_What this task involves:_ Look through the material and copy each line holding "Geschwindigkeitsmesser".
>> begin Extracted records
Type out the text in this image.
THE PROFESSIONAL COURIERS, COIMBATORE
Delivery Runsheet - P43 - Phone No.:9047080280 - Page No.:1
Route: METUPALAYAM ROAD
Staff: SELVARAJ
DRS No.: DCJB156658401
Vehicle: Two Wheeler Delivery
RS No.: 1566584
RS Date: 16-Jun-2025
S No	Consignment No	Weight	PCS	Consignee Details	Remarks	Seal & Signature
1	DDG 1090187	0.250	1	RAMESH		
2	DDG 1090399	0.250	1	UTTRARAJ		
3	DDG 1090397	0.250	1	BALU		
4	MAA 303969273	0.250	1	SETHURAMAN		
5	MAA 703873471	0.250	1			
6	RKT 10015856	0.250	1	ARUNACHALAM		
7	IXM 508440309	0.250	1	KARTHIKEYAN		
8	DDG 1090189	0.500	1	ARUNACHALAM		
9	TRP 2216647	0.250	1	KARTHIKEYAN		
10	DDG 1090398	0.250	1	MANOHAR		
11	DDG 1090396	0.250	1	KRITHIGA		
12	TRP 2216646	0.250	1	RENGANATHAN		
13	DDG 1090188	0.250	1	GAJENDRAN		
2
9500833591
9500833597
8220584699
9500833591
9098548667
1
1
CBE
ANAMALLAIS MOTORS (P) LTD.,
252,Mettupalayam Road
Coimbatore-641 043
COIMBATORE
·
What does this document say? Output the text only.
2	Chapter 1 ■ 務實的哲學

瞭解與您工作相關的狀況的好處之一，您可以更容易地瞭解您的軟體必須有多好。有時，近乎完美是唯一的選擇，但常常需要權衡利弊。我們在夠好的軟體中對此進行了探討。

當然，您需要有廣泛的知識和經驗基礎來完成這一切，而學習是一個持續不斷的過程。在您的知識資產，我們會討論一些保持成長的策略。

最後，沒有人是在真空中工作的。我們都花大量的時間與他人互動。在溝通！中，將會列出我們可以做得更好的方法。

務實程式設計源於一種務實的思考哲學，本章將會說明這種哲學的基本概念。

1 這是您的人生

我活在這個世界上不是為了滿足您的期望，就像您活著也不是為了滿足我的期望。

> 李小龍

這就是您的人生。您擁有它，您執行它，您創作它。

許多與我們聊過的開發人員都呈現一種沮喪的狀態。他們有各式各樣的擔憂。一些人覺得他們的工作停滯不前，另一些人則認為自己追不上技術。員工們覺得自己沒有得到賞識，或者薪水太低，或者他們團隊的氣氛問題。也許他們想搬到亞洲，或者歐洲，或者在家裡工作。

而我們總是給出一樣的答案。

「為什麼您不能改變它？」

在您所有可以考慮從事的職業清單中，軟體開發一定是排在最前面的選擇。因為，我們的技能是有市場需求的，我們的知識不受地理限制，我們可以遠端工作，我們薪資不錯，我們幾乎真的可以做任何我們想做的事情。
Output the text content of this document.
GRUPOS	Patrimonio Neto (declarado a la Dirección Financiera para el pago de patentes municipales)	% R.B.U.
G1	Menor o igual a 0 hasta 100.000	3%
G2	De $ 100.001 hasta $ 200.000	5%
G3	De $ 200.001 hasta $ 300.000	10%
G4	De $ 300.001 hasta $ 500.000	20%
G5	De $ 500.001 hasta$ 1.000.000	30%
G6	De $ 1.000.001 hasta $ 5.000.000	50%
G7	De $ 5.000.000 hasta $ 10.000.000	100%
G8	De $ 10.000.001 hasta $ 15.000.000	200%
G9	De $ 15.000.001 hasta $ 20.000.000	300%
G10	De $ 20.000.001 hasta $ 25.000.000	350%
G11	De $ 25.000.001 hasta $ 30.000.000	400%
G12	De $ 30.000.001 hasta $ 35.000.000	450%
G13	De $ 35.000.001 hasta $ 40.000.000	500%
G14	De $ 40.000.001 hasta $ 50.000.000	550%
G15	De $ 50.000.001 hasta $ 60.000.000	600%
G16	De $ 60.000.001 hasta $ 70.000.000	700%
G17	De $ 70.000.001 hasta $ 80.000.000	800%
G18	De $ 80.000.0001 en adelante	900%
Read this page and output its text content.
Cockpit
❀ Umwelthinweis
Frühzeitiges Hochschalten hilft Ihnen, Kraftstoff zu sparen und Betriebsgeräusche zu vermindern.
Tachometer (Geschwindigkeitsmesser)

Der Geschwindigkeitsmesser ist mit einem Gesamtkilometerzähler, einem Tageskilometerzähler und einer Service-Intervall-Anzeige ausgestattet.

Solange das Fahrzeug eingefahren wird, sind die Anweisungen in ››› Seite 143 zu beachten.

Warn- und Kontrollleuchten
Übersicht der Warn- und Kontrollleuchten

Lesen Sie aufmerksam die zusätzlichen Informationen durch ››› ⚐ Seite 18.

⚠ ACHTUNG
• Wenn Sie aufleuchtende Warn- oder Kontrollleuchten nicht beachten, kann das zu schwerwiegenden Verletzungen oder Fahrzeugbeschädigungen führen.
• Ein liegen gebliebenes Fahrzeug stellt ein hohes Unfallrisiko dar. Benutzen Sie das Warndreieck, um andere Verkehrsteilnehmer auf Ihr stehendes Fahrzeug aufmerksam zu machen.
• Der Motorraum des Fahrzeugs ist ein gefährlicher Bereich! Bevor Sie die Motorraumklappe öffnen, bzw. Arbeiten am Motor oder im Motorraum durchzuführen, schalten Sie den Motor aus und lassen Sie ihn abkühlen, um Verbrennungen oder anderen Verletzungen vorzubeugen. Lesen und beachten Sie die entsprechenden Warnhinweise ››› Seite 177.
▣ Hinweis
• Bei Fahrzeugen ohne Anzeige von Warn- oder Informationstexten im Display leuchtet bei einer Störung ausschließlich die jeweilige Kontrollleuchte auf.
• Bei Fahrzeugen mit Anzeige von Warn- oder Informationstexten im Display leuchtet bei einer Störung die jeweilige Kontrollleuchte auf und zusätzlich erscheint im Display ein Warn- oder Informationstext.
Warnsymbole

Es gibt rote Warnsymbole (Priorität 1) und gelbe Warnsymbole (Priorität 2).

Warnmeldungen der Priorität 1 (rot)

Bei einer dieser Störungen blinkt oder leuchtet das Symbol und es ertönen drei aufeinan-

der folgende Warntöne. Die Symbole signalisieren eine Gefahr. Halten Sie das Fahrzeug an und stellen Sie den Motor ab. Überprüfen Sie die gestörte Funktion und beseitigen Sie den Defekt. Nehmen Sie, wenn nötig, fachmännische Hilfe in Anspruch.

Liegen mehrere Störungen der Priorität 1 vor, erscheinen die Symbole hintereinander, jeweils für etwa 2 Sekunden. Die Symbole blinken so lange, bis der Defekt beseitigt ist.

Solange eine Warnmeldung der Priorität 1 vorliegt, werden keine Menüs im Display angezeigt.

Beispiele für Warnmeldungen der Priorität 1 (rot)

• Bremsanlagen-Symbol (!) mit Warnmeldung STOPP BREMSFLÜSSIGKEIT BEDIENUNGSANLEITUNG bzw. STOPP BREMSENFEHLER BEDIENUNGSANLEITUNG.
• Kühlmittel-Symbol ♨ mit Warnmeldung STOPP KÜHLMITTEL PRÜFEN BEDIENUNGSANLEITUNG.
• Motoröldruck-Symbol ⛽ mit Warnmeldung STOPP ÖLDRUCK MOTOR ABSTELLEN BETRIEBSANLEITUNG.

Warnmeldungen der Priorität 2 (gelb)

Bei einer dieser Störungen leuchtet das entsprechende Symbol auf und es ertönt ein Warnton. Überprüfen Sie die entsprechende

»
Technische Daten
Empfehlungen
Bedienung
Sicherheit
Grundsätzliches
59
>> end Extracted records
>> begin Extracted records
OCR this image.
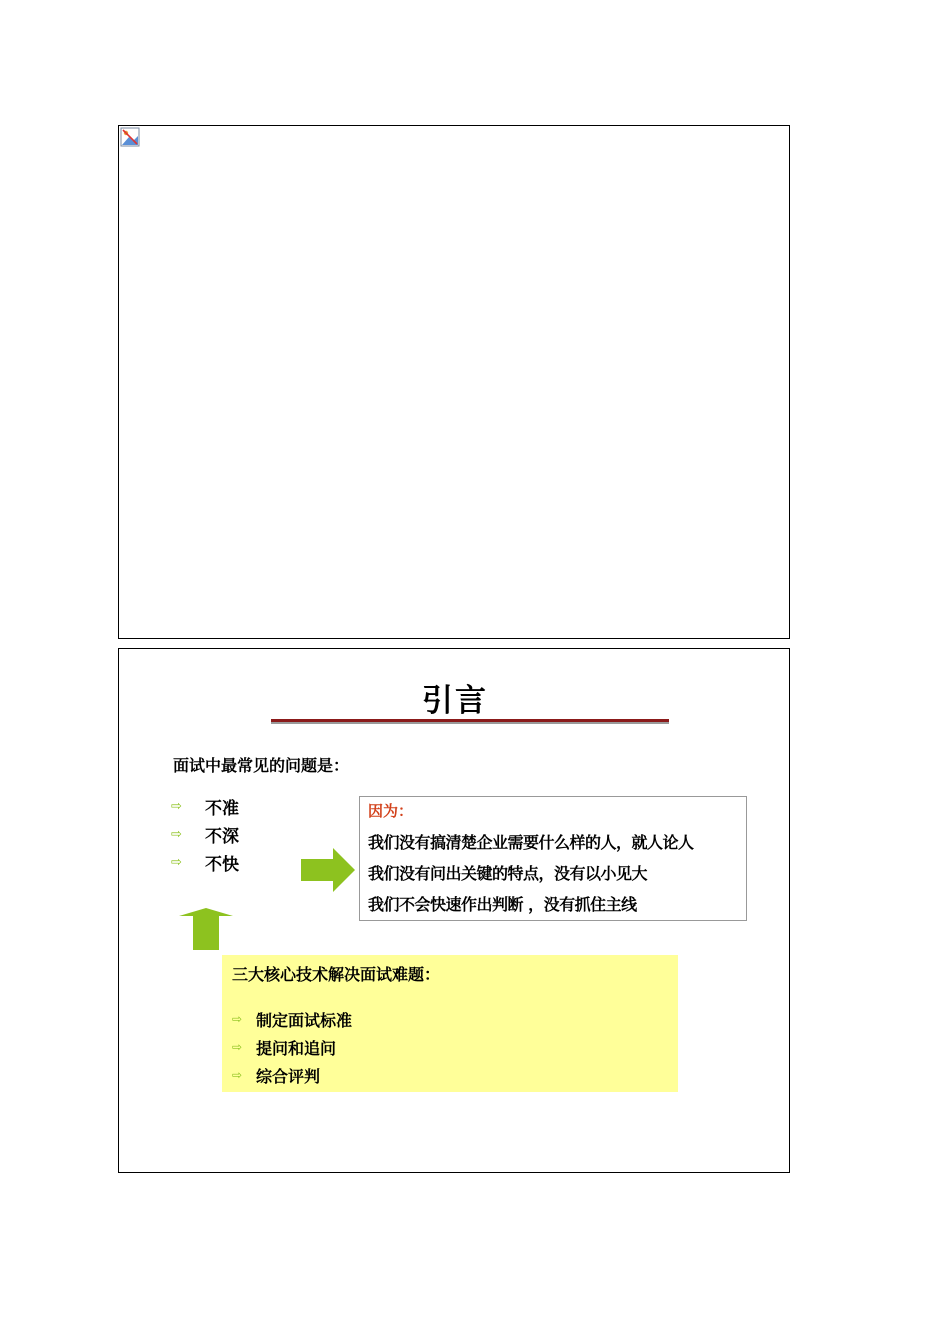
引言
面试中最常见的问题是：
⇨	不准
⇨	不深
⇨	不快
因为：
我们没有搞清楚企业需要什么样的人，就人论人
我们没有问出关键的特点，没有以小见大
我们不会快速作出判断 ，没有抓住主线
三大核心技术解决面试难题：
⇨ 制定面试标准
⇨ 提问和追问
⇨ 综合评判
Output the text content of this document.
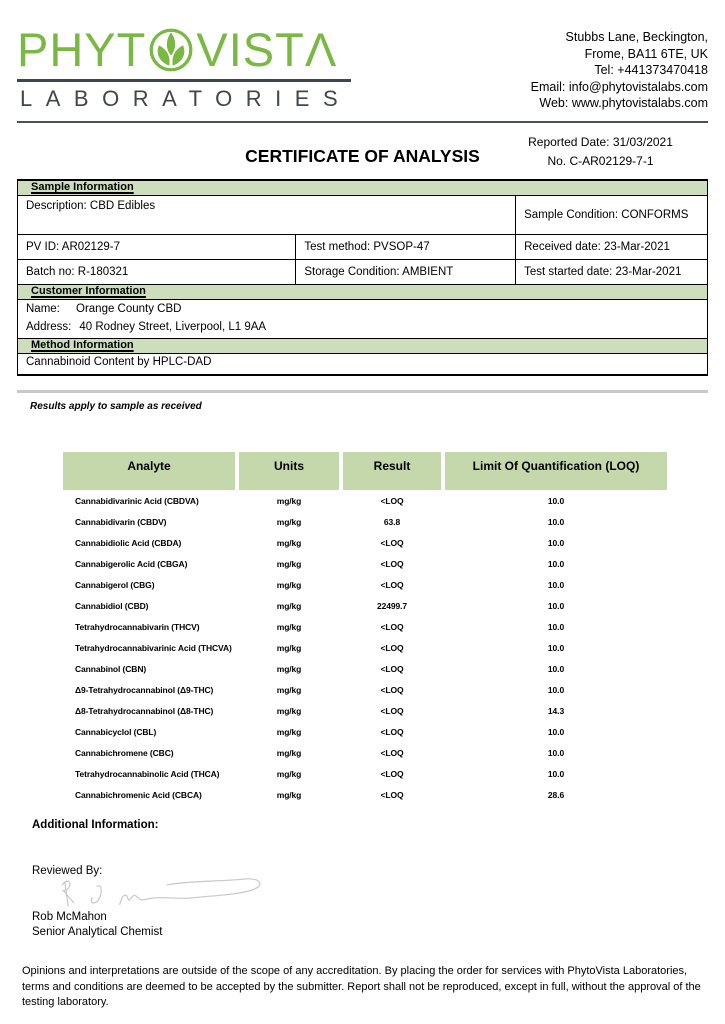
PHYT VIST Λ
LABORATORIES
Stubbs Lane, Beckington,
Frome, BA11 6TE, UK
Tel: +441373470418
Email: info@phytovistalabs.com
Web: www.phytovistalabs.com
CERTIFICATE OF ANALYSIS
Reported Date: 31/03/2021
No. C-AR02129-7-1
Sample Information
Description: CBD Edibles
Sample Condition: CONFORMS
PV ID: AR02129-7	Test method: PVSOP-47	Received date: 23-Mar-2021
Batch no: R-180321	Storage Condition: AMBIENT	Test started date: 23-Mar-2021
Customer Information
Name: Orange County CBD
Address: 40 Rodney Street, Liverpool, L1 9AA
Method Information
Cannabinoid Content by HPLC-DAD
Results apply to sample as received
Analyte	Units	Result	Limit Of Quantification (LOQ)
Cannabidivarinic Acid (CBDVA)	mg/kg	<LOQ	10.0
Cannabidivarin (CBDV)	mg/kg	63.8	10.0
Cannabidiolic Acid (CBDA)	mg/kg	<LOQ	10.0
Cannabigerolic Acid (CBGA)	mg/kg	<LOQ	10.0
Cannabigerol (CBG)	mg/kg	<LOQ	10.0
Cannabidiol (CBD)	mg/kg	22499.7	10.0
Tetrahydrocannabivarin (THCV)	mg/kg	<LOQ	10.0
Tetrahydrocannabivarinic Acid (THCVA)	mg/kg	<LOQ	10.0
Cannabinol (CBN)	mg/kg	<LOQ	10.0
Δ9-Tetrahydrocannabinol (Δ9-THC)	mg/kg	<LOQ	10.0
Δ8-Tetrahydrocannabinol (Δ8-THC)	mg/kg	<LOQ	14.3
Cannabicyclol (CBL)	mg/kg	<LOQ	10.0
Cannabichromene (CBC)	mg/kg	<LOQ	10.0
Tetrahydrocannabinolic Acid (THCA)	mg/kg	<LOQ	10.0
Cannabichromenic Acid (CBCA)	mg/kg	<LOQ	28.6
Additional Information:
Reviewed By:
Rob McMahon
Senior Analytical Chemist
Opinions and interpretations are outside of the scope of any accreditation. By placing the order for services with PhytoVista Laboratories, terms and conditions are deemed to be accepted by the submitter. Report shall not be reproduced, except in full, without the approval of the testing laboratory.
>> end Extracted records
>> begin Extracted records
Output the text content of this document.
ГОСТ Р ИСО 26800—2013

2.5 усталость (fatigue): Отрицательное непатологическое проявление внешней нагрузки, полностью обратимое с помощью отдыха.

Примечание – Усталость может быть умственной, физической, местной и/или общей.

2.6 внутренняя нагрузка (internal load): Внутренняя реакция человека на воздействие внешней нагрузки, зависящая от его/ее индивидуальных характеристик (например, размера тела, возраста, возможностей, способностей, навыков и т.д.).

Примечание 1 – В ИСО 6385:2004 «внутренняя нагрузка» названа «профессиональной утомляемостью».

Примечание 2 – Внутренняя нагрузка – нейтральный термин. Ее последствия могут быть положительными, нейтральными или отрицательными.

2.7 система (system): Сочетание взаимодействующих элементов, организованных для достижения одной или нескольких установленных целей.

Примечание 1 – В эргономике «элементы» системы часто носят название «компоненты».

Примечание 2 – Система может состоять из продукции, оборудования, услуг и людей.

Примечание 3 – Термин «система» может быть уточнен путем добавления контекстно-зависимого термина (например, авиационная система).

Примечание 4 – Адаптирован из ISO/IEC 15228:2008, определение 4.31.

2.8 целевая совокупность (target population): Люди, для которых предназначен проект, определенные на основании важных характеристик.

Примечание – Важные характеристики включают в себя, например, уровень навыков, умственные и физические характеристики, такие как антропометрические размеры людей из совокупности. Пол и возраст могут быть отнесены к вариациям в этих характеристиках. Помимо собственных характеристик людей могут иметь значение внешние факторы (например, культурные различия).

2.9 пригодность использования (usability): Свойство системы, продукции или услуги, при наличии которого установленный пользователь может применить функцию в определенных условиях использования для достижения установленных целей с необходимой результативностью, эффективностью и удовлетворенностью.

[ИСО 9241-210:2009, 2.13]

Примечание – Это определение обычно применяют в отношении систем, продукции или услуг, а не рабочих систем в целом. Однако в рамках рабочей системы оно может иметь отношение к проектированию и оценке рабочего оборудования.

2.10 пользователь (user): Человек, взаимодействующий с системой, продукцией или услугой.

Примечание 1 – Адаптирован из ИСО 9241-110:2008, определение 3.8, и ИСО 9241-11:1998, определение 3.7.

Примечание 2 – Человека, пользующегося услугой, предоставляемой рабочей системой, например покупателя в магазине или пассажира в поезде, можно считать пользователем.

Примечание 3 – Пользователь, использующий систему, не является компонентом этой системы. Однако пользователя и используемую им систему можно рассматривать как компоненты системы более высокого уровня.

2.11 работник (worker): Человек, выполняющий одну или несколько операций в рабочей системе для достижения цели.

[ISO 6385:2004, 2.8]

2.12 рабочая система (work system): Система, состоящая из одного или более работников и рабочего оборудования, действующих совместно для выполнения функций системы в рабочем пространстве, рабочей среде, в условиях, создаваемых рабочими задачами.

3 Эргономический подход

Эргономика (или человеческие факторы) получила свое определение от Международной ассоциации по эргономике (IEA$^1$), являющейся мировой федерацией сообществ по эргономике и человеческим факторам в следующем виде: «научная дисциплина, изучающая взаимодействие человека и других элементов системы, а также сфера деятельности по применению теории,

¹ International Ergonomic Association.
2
>> end Extracted records
_Task answer:_
Tachometer (Geschwindigkeitsmesser)
Der Geschwindigkeitsmesser ist mit einem Gesamtkilometerzähler, einem Tageskilometerzähler und einer Service-Intervall-Anzeige ausgestattet.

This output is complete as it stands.